── Data supplied

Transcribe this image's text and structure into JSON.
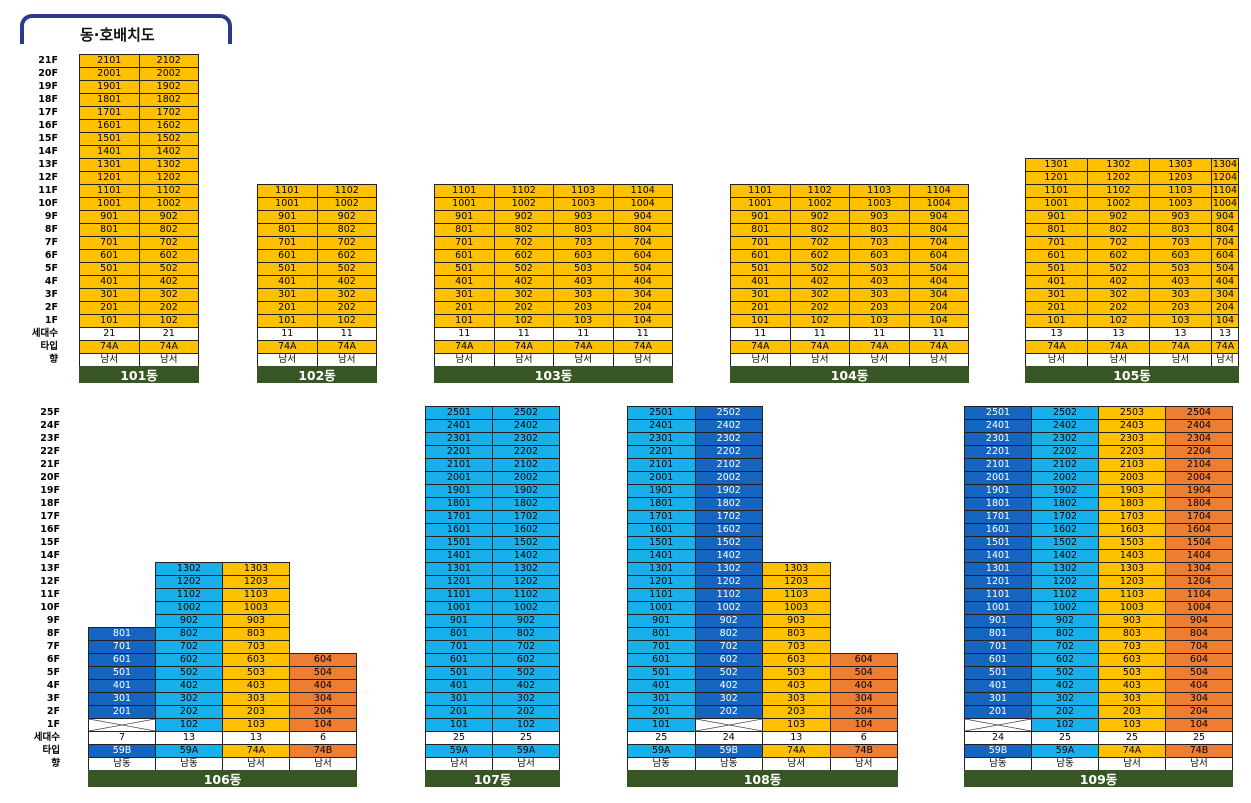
{
  "title": "동·호배치도",
  "row_labels": {
    "households": "세대수",
    "type": "타입",
    "direction": "향"
  },
  "floor_labels_top": [
    "21F",
    "20F",
    "19F",
    "18F",
    "17F",
    "16F",
    "15F",
    "14F",
    "13F",
    "12F",
    "11F",
    "10F",
    "9F",
    "8F",
    "7F",
    "6F",
    "5F",
    "4F",
    "3F",
    "2F",
    "1F"
  ],
  "floor_labels_bottom": [
    "25F",
    "24F",
    "23F",
    "22F",
    "21F",
    "20F",
    "19F",
    "18F",
    "17F",
    "16F",
    "15F",
    "14F",
    "13F",
    "12F",
    "11F",
    "10F",
    "9F",
    "8F",
    "7F",
    "6F",
    "5F",
    "4F",
    "3F",
    "2F",
    "1F"
  ],
  "colors": {
    "yellow": "#ffc000",
    "light_blue": "#18b0eb",
    "dark_blue": "#1565c0",
    "orange": "#ed7d31",
    "name_bar": "#375623"
  },
  "buildings": [
    {
      "name": "101동",
      "lines": [
        {
          "max": 21,
          "units": 21,
          "type": "74A",
          "dir": "남서",
          "color": "yellow"
        },
        {
          "max": 21,
          "units": 21,
          "type": "74A",
          "dir": "남서",
          "color": "yellow"
        }
      ]
    },
    {
      "name": "102동",
      "lines": [
        {
          "max": 11,
          "units": 11,
          "type": "74A",
          "dir": "남서",
          "color": "yellow"
        },
        {
          "max": 11,
          "units": 11,
          "type": "74A",
          "dir": "남서",
          "color": "yellow"
        }
      ]
    },
    {
      "name": "103동",
      "lines": [
        {
          "max": 11,
          "units": 11,
          "type": "74A",
          "dir": "남서",
          "color": "yellow"
        },
        {
          "max": 11,
          "units": 11,
          "type": "74A",
          "dir": "남서",
          "color": "yellow"
        },
        {
          "max": 11,
          "units": 11,
          "type": "74A",
          "dir": "남서",
          "color": "yellow"
        },
        {
          "max": 11,
          "units": 11,
          "type": "74A",
          "dir": "남서",
          "color": "yellow"
        }
      ]
    },
    {
      "name": "104동",
      "lines": [
        {
          "max": 11,
          "units": 11,
          "type": "74A",
          "dir": "남서",
          "color": "yellow"
        },
        {
          "max": 11,
          "units": 11,
          "type": "74A",
          "dir": "남서",
          "color": "yellow"
        },
        {
          "max": 11,
          "units": 11,
          "type": "74A",
          "dir": "남서",
          "color": "yellow"
        },
        {
          "max": 11,
          "units": 11,
          "type": "74A",
          "dir": "남서",
          "color": "yellow"
        }
      ]
    },
    {
      "name": "105동",
      "lines": [
        {
          "max": 13,
          "units": 13,
          "type": "74A",
          "dir": "남서",
          "color": "yellow"
        },
        {
          "max": 13,
          "units": 13,
          "type": "74A",
          "dir": "남서",
          "color": "yellow"
        },
        {
          "max": 13,
          "units": 13,
          "type": "74A",
          "dir": "남서",
          "color": "yellow"
        },
        {
          "max": 13,
          "units": 13,
          "type": "74A",
          "dir": "남서",
          "color": "yellow"
        }
      ]
    },
    {
      "name": "106동",
      "lines": [
        {
          "max": 8,
          "units": 7,
          "empty1F": true,
          "type": "59B",
          "dir": "남동",
          "color": "dark_blue"
        },
        {
          "max": 13,
          "units": 13,
          "type": "59A",
          "dir": "남동",
          "color": "light_blue"
        },
        {
          "max": 13,
          "units": 13,
          "type": "74A",
          "dir": "남서",
          "color": "yellow"
        },
        {
          "max": 6,
          "units": 6,
          "type": "74B",
          "dir": "남서",
          "color": "orange"
        }
      ]
    },
    {
      "name": "107동",
      "lines": [
        {
          "max": 25,
          "units": 25,
          "type": "59A",
          "dir": "남서",
          "color": "light_blue"
        },
        {
          "max": 25,
          "units": 25,
          "type": "59A",
          "dir": "남서",
          "color": "light_blue"
        }
      ]
    },
    {
      "name": "108동",
      "lines": [
        {
          "max": 25,
          "units": 25,
          "type": "59A",
          "dir": "남동",
          "color": "light_blue"
        },
        {
          "max": 25,
          "units": 24,
          "empty1F": true,
          "type": "59B",
          "dir": "남동",
          "color": "dark_blue"
        },
        {
          "max": 13,
          "units": 13,
          "type": "74A",
          "dir": "남서",
          "color": "yellow"
        },
        {
          "max": 6,
          "units": 6,
          "type": "74B",
          "dir": "남서",
          "color": "orange"
        }
      ]
    },
    {
      "name": "109동",
      "lines": [
        {
          "max": 25,
          "units": 24,
          "empty1F": true,
          "type": "59B",
          "dir": "남동",
          "color": "dark_blue"
        },
        {
          "max": 25,
          "units": 25,
          "type": "59A",
          "dir": "남동",
          "color": "light_blue"
        },
        {
          "max": 25,
          "units": 25,
          "type": "74A",
          "dir": "남서",
          "color": "yellow"
        },
        {
          "max": 25,
          "units": 25,
          "type": "74B",
          "dir": "남서",
          "color": "orange"
        }
      ]
    }
  ]
}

────

Set task: Transcribe each entry above exactly, apart from the pictures.

Result of this exercise:
Transcribe this image's text and structure into JSON.
{
  "title": "동·호배치도",
  "row_labels": {
    "households": "세대수",
    "type": "타입",
    "direction": "향"
  },
  "floor_labels_top": [
    "21F",
    "20F",
    "19F",
    "18F",
    "17F",
    "16F",
    "15F",
    "14F",
    "13F",
    "12F",
    "11F",
    "10F",
    "9F",
    "8F",
    "7F",
    "6F",
    "5F",
    "4F",
    "3F",
    "2F",
    "1F"
  ],
  "floor_labels_bottom": [
    "25F",
    "24F",
    "23F",
    "22F",
    "21F",
    "20F",
    "19F",
    "18F",
    "17F",
    "16F",
    "15F",
    "14F",
    "13F",
    "12F",
    "11F",
    "10F",
    "9F",
    "8F",
    "7F",
    "6F",
    "5F",
    "4F",
    "3F",
    "2F",
    "1F"
  ],
  "colors": {
    "yellow": "#ffc000",
    "light_blue": "#18b0eb",
    "dark_blue": "#1565c0",
    "orange": "#ed7d31",
    "name_bar": "#375623"
  },
  "buildings": [
    {
      "name": "101동",
      "lines": [
        {
          "max": 21,
          "units": 21,
          "type": "74A",
          "dir": "남서",
          "color": "yellow"
        },
        {
          "max": 21,
          "units": 21,
          "type": "74A",
          "dir": "남서",
          "color": "yellow"
        }
      ]
    },
    {
      "name": "102동",
      "lines": [
        {
          "max": 11,
          "units": 11,
          "type": "74A",
          "dir": "남서",
          "color": "yellow"
        },
        {
          "max": 11,
          "units": 11,
          "type": "74A",
          "dir": "남서",
          "color": "yellow"
        }
      ]
    },
    {
      "name": "103동",
      "lines": [
        {
          "max": 11,
          "units": 11,
          "type": "74A",
          "dir": "남서",
          "color": "yellow"
        },
        {
          "max": 11,
          "units": 11,
          "type": "74A",
          "dir": "남서",
          "color": "yellow"
        },
        {
          "max": 11,
          "units": 11,
          "type": "74A",
          "dir": "남서",
          "color": "yellow"
        },
        {
          "max": 11,
          "units": 11,
          "type": "74A",
          "dir": "남서",
          "color": "yellow"
        }
      ]
    },
    {
      "name": "104동",
      "lines": [
        {
          "max": 11,
          "units": 11,
          "type": "74A",
          "dir": "남서",
          "color": "yellow"
        },
        {
          "max": 11,
          "units": 11,
          "type": "74A",
          "dir": "남서",
          "color": "yellow"
        },
        {
          "max": 11,
          "units": 11,
          "type": "74A",
          "dir": "남서",
          "color": "yellow"
        },
        {
          "max": 11,
          "units": 11,
          "type": "74A",
          "dir": "남서",
          "color": "yellow"
        }
      ]
    },
    {
      "name": "105동",
      "lines": [
        {
          "max": 13,
          "units": 13,
          "type": "74A",
          "dir": "남서",
          "color": "yellow"
        },
        {
          "max": 13,
          "units": 13,
          "type": "74A",
          "dir": "남서",
          "color": "yellow"
        },
        {
          "max": 13,
          "units": 13,
          "type": "74A",
          "dir": "남서",
          "color": "yellow"
        },
        {
          "max": 13,
          "units": 13,
          "type": "74A",
          "dir": "남서",
          "color": "yellow"
        }
      ]
    },
    {
      "name": "106동",
      "lines": [
        {
          "max": 8,
          "units": 7,
          "empty1F": true,
          "type": "59B",
          "dir": "남동",
          "color": "dark_blue"
        },
        {
          "max": 13,
          "units": 13,
          "type": "59A",
          "dir": "남동",
          "color": "light_blue"
        },
        {
          "max": 13,
          "units": 13,
          "type": "74A",
          "dir": "남서",
          "color": "yellow"
        },
        {
          "max": 6,
          "units": 6,
          "type": "74B",
          "dir": "남서",
          "color": "orange"
        }
      ]
    },
    {
      "name": "107동",
      "lines": [
        {
          "max": 25,
          "units": 25,
          "type": "59A",
          "dir": "남서",
          "color": "light_blue"
        },
        {
          "max": 25,
          "units": 25,
          "type": "59A",
          "dir": "남서",
          "color": "light_blue"
        }
      ]
    },
    {
      "name": "108동",
      "lines": [
        {
          "max": 25,
          "units": 25,
          "type": "59A",
          "dir": "남동",
          "color": "light_blue"
        },
        {
          "max": 25,
          "units": 24,
          "empty1F": true,
          "type": "59B",
          "dir": "남동",
          "color": "dark_blue"
        },
        {
          "max": 13,
          "units": 13,
          "type": "74A",
          "dir": "남서",
          "color": "yellow"
        },
        {
          "max": 6,
          "units": 6,
          "type": "74B",
          "dir": "남서",
          "color": "orange"
        }
      ]
    },
    {
      "name": "109동",
      "lines": [
        {
          "max": 25,
          "units": 24,
          "empty1F": true,
          "type": "59B",
          "dir": "남동",
          "color": "dark_blue"
        },
        {
          "max": 25,
          "units": 25,
          "type": "59A",
          "dir": "남동",
          "color": "light_blue"
        },
        {
          "max": 25,
          "units": 25,
          "type": "74A",
          "dir": "남서",
          "color": "yellow"
        },
        {
          "max": 25,
          "units": 25,
          "type": "74B",
          "dir": "남서",
          "color": "orange"
        }
      ]
    }
  ]
}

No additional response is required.